Reading passage =
/---

I have two test cases:

1) Boot the machine with nr_cpus=1. The driver reports "PF still
resetting" message continuously. This issue is gone.

2) Run the following script:

    ipaddr_vlan=3
    nic_test=ens14f0
    vf=${nic_test}v0 # The main testing steps:
    while true; do
        ip link set ${nic_test} mtu 1500
        ip link set ${vf} mtu 1500
        ip link set $vf up
        # 3. set vlan and ip for VF
        ip link set ${nic_test} vf 0 vlan ${ipaddr_vlan}
        ip addr add 172.30.${ipaddr_vlan}.1/24 dev ${vf}
        ip addr add 2021:db8:${ipaddr_vlan}::1/64 dev ${vf}
        # 4. check the link state for VF and PF
        ip link show ${nic_test}
        if ! ip link show $vf | grep 'state UP'; then
            echo 'Error found'
            break
        fi
        ip link set $vf down
    done

This one eventually fails. It is the first time that one works and the
other fails. So far, it has been all or nothing. I didn't have time yet to
investigate why this happens.
quoted
quoted
In the mean time:

igb_msg_task_irq_safe()

\---

Dataset entries =
/---

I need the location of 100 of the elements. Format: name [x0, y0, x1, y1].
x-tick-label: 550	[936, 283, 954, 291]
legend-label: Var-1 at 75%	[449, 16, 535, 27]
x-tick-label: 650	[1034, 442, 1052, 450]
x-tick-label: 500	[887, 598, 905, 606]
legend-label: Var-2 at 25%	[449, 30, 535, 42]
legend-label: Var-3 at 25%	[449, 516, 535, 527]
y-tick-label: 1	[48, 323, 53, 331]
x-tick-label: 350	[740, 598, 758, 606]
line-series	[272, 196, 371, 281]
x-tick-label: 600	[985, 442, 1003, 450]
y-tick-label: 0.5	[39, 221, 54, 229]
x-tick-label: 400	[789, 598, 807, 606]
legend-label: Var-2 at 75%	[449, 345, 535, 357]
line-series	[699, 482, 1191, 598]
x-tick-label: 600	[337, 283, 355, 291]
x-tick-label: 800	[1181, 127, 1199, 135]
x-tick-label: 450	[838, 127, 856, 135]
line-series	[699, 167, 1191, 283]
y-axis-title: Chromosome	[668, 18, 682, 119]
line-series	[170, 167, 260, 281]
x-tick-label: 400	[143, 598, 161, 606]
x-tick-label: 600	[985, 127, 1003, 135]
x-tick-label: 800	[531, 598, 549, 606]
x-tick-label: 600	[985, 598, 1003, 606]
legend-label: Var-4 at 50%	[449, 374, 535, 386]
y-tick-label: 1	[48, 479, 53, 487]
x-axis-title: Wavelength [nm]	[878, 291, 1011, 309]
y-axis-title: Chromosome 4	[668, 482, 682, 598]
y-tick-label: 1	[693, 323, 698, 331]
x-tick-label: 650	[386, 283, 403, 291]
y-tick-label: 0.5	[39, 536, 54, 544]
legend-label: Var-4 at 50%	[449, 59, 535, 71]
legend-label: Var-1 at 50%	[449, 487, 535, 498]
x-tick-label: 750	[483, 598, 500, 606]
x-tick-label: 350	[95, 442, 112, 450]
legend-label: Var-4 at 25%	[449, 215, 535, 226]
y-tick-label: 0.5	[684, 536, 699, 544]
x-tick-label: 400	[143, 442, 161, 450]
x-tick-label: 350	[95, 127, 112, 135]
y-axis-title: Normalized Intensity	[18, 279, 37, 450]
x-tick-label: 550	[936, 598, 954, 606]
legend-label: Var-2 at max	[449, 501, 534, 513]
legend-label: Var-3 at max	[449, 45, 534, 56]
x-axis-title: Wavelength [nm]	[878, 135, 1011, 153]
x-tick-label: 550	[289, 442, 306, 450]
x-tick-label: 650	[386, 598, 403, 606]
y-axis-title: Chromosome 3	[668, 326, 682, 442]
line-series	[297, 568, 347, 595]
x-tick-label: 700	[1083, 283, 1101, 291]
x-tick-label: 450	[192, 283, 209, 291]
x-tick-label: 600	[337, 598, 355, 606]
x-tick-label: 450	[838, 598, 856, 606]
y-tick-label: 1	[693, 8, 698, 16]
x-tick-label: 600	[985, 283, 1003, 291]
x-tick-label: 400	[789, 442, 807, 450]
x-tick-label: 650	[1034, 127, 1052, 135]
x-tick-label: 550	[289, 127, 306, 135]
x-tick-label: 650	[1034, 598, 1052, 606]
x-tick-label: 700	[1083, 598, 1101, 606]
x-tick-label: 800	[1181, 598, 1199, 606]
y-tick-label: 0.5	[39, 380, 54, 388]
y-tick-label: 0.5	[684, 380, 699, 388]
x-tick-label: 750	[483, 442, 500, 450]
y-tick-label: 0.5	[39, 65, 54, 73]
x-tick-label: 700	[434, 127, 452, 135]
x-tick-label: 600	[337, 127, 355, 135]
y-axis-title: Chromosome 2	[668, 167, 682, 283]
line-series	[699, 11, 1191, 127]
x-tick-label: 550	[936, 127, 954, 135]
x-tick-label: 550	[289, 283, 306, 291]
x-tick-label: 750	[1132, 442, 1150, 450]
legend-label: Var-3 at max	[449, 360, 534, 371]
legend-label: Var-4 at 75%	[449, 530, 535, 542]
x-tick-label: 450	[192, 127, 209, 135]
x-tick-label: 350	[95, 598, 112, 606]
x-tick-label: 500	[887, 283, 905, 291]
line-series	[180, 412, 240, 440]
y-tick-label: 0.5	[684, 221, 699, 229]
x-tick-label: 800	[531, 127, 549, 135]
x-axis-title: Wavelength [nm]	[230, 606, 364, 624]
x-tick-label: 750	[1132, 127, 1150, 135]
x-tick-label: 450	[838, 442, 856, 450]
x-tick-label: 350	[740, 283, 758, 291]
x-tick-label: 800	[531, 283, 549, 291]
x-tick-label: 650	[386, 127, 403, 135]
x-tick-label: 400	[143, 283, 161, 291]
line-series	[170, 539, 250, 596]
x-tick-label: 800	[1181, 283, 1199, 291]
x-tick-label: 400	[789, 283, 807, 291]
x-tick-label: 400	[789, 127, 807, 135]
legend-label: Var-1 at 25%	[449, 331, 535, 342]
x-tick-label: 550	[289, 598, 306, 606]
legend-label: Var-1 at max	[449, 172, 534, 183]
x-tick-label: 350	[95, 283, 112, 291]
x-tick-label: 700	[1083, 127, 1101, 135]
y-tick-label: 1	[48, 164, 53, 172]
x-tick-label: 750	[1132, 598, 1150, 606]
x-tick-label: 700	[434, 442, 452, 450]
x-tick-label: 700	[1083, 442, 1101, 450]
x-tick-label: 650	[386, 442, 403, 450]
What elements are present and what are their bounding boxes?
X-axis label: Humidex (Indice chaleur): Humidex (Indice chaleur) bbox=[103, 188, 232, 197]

\---

Problems and tasks =
- 1) In the test report, what message did the driver keep reporting when the machine was booted with nr_cpus=1?
- 2) In the test report, swap "investigate" for "examine" and write out everything from "This one eventually" down to "igb_msg_task_irq_safe()".
- 3) Do these statements agree with the test report? Answer yes or no for each, quoting the deciding words.
(a) The first test case boots the machine with nr_cpus=1.
(b) The script sets the MTU to 9000.
(c) The writer has already looked into why the second test case fails.

Results for each task =
- 1) "PF still resetting"

- 2)
This one eventually fails. It is the first time that one works and the
other fails. So far, it has been all or nothing. I didn't have time yet to
examine why this happens.
quoted
quoted
In the mean time:

igb_msg_task_irq_safe()

- 3)
(a) Yes: "Boot the machine with nr_cpus=1."
(b) No: "ip link set ${nic_test} mtu 1500"
(c) No: "I didn't have time yet to investigate why this happens."